*** DATA TO USE ***

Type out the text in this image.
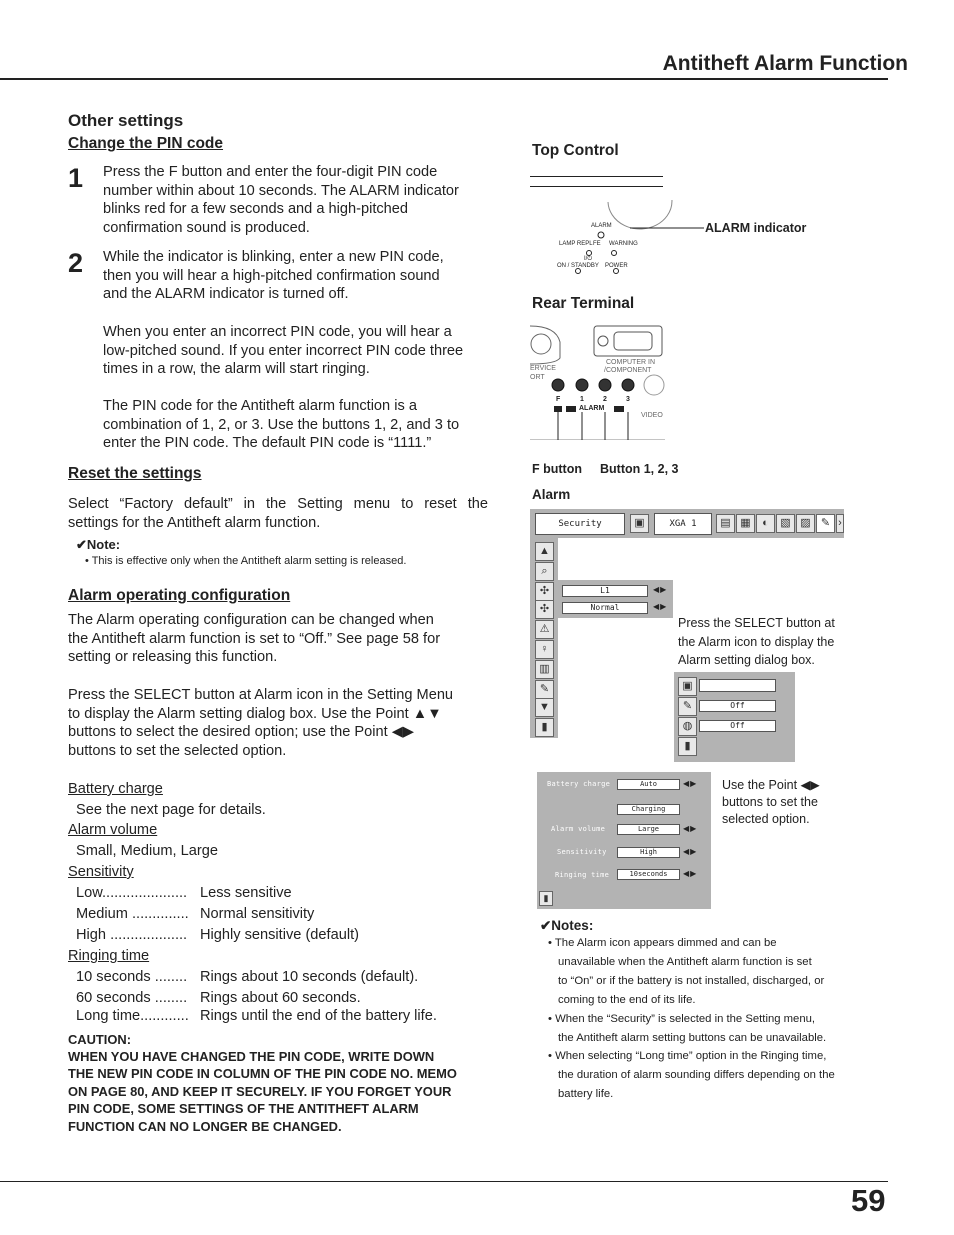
Antitheft Alarm Function
Other settings
Change the PIN code
1 Press the F button and enter the four-digit PIN code
number within about 10 seconds. The ALARM indicator
blinks red for a few seconds and a high-pitched
confirmation sound is produced.
2 While the indicator is blinking, enter a new PIN code,
then you will hear a high-pitched confirmation sound
and the ALARM indicator is turned off.
When you enter an incorrect PIN code, you will hear a
low-pitched sound. If you enter incorrect PIN code three
times in a row, the alarm will start ringing.
The PIN code for the Antitheft alarm function is a
combination of 1, 2, or 3. Use the buttons 1, 2, and 3 to
enter the PIN code. The default PIN code is “1111.”
Reset the settings
Select “Factory default” in the Setting menu to reset the
settings for the Antitheft alarm function.
✔Note:
• This is effective only when the Antitheft alarm setting is released.
Alarm operating configuration
The Alarm operating configuration can be changed when
the Antitheft alarm function is set to “Off.” See page 58 for
setting or releasing this function.
Press the SELECT button at Alarm icon in the Setting Menu
to display the Alarm setting dialog box. Use the Point ▲▼
buttons to select the desired option; use the Point ◀▶
buttons to set the selected option.
Battery charge
See the next page for details.
Alarm volume
Small, Medium, Large
Sensitivity
Low..................... Less sensitive
Medium .............. Normal sensitivity
High ................... Highly sensitive (default)
Ringing time
10 seconds ........ Rings about 10 seconds (default).
60 seconds ........ Rings about 60 seconds.
Long time............ Rings until the end of the battery life.
CAUTION:
WHEN YOU HAVE CHANGED THE PIN CODE, WRITE DOWN
THE NEW PIN CODE IN COLUMN OF THE PIN CODE NO. MEMO
ON PAGE 80, AND KEEP IT SECURELY. IF YOU FORGET YOUR
PIN CODE, SOME SETTINGS OF THE ANTITHEFT ALARM
FUNCTION CAN NO LONGER BE CHANGED.
Top Control
ALARM
LAMP REPL FE WARNING
I/⏻
ON / STANDBY POWER
ALARM indicator
Rear Terminal
ERVICE
ORT
COMPUTER IN
/COMPONENT
VIDEO
F	1	2	3
ALARM
F button Button 1, 2, 3
Alarm
Security	▣	XGA 1	▤ ▦	◐	▧ ▨ ✎ ›
▲
⌕
✣
✣
⚠
♀
▥
✎
▼
▮
L1	◀▶
Normal	◀▶
Press the SELECT button at
the Alarm icon to display the
Alarm setting dialog box.
▣
✎	Off
◍	Off
▮
Battery charge	Auto	◀▶
Charging
Alarm volume	Large	◀▶
Sensitivity	High	◀▶
Ringing time	10seconds	◀▶
▮
Use the Point ◀▶
buttons to set the
selected option.
✔Notes:
• The Alarm icon appears dimmed and can be
unavailable when the Antitheft alarm function is set
to “On” or if the battery is not installed, discharged, or
coming to the end of its life.
• When the “Security” is selected in the Setting menu,
the Antitheft alarm setting buttons can be unavailable.
• When selecting “Long time” option in the Ringing time,
the duration of alarm sounding differs depending on the
battery life.
59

***

» **DESCRIPTION OF THE TASK**
The pictures should not be reproduced; quote all of the other material exactly.

» **SOLUTION FOR THIS PROBLEM**
Type out the text in this image.
Antitheft Alarm Function
Other settings
Change the PIN code
1 Press the F button and enter the four-digit PIN code
number within about 10 seconds. The ALARM indicator
blinks red for a few seconds and a high-pitched
confirmation sound is produced.
2 While the indicator is blinking, enter a new PIN code,
then you will hear a high-pitched confirmation sound
and the ALARM indicator is turned off.
When you enter an incorrect PIN code, you will hear a
low-pitched sound. If you enter incorrect PIN code three
times in a row, the alarm will start ringing.
The PIN code for the Antitheft alarm function is a
combination of 1, 2, or 3. Use the buttons 1, 2, and 3 to
enter the PIN code. The default PIN code is “1111.”
Reset the settings
Select “Factory default” in the Setting menu to reset the
settings for the Antitheft alarm function.
✔Note:
• This is effective only when the Antitheft alarm setting is released.
Alarm operating configuration
The Alarm operating configuration can be changed when
the Antitheft alarm function is set to “Off.” See page 58 for
setting or releasing this function.
Press the SELECT button at Alarm icon in the Setting Menu
to display the Alarm setting dialog box. Use the Point ▲▼
buttons to select the desired option; use the Point ◀▶
buttons to set the selected option.
Battery charge
See the next page for details.
Alarm volume
Small, Medium, Large
Sensitivity
Low..................... Less sensitive
Medium .............. Normal sensitivity
High ................... Highly sensitive (default)
Ringing time
10 seconds ........ Rings about 10 seconds (default).
60 seconds ........ Rings about 60 seconds.
Long time............ Rings until the end of the battery life.
CAUTION:
WHEN YOU HAVE CHANGED THE PIN CODE, WRITE DOWN
THE NEW PIN CODE IN COLUMN OF THE PIN CODE NO. MEMO
ON PAGE 80, AND KEEP IT SECURELY. IF YOU FORGET YOUR
PIN CODE, SOME SETTINGS OF THE ANTITHEFT ALARM
FUNCTION CAN NO LONGER BE CHANGED.
Top Control
ALARM
LAMP REPL FE WARNING
I/⏻
ON / STANDBY POWER
ALARM indicator
Rear Terminal
ERVICE
ORT
COMPUTER IN
/COMPONENT
VIDEO
F	1	2	3
ALARM
F button Button 1, 2, 3
Alarm
Security	▣	XGA 1	▤ ▦	◐	▧ ▨ ✎ ›
▲
⌕
✣
✣
⚠
♀
▥
✎
▼
▮
L1	◀▶
Normal	◀▶
Press the SELECT button at
the Alarm icon to display the
Alarm setting dialog box.
▣
✎	Off
◍	Off
▮
Battery charge	Auto	◀▶
Charging
Alarm volume	Large	◀▶
Sensitivity	High	◀▶
Ringing time	10seconds	◀▶
▮
Use the Point ◀▶
buttons to set the
selected option.
✔Notes:
• The Alarm icon appears dimmed and can be
unavailable when the Antitheft alarm function is set
to “On” or if the battery is not installed, discharged, or
coming to the end of its life.
• When the “Security” is selected in the Setting menu,
the Antitheft alarm setting buttons can be unavailable.
• When selecting “Long time” option in the Ringing time,
the duration of alarm sounding differs depending on the
battery life.
59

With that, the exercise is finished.